• **Description of the task**: Write out the full set of records below exactly.

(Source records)
◇ ◇ ◇ ◇ ◇ ◇ ◇

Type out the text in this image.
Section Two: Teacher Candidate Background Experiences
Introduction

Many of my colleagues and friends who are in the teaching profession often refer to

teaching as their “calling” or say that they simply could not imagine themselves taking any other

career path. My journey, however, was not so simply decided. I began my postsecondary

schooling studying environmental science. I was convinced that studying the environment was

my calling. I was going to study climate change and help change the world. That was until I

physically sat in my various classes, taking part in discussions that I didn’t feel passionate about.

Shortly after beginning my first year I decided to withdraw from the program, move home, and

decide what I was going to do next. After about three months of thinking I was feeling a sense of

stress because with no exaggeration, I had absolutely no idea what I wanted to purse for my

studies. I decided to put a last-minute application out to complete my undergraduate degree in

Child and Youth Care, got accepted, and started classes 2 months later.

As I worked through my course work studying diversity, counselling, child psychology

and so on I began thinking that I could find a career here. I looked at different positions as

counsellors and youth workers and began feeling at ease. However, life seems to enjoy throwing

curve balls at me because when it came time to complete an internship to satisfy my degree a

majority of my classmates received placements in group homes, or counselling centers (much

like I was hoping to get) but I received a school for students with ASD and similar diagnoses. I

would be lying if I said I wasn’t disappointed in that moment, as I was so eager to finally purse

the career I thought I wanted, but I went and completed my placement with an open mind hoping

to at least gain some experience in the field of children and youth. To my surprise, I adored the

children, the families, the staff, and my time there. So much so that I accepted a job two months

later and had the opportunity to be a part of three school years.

◇ ◇ ◇ ◇ ◇ ◇ ◇

• **Worked solution**:
Type out the text in this image.
Section Two: Teacher Candidate Background Experiences
Introduction

Many of my colleagues and friends who are in the teaching profession often refer to

teaching as their “calling” or say that they simply could not imagine themselves taking any other

career path. My journey, however, was not so simply decided. I began my postsecondary

schooling studying environmental science. I was convinced that studying the environment was

my calling. I was going to study climate change and help change the world. That was until I

physically sat in my various classes, taking part in discussions that I didn’t feel passionate about.

Shortly after beginning my first year I decided to withdraw from the program, move home, and

decide what I was going to do next. After about three months of thinking I was feeling a sense of

stress because with no exaggeration, I had absolutely no idea what I wanted to purse for my

studies. I decided to put a last-minute application out to complete my undergraduate degree in

Child and Youth Care, got accepted, and started classes 2 months later.

As I worked through my course work studying diversity, counselling, child psychology

and so on I began thinking that I could find a career here. I looked at different positions as

counsellors and youth workers and began feeling at ease. However, life seems to enjoy throwing

curve balls at me because when it came time to complete an internship to satisfy my degree a

majority of my classmates received placements in group homes, or counselling centers (much

like I was hoping to get) but I received a school for students with ASD and similar diagnoses. I

would be lying if I said I wasn’t disappointed in that moment, as I was so eager to finally purse

the career I thought I wanted, but I went and completed my placement with an open mind hoping

to at least gain some experience in the field of children and youth. To my surprise, I adored the

children, the families, the staff, and my time there. So much so that I accepted a job two months

later and had the opportunity to be a part of three school years.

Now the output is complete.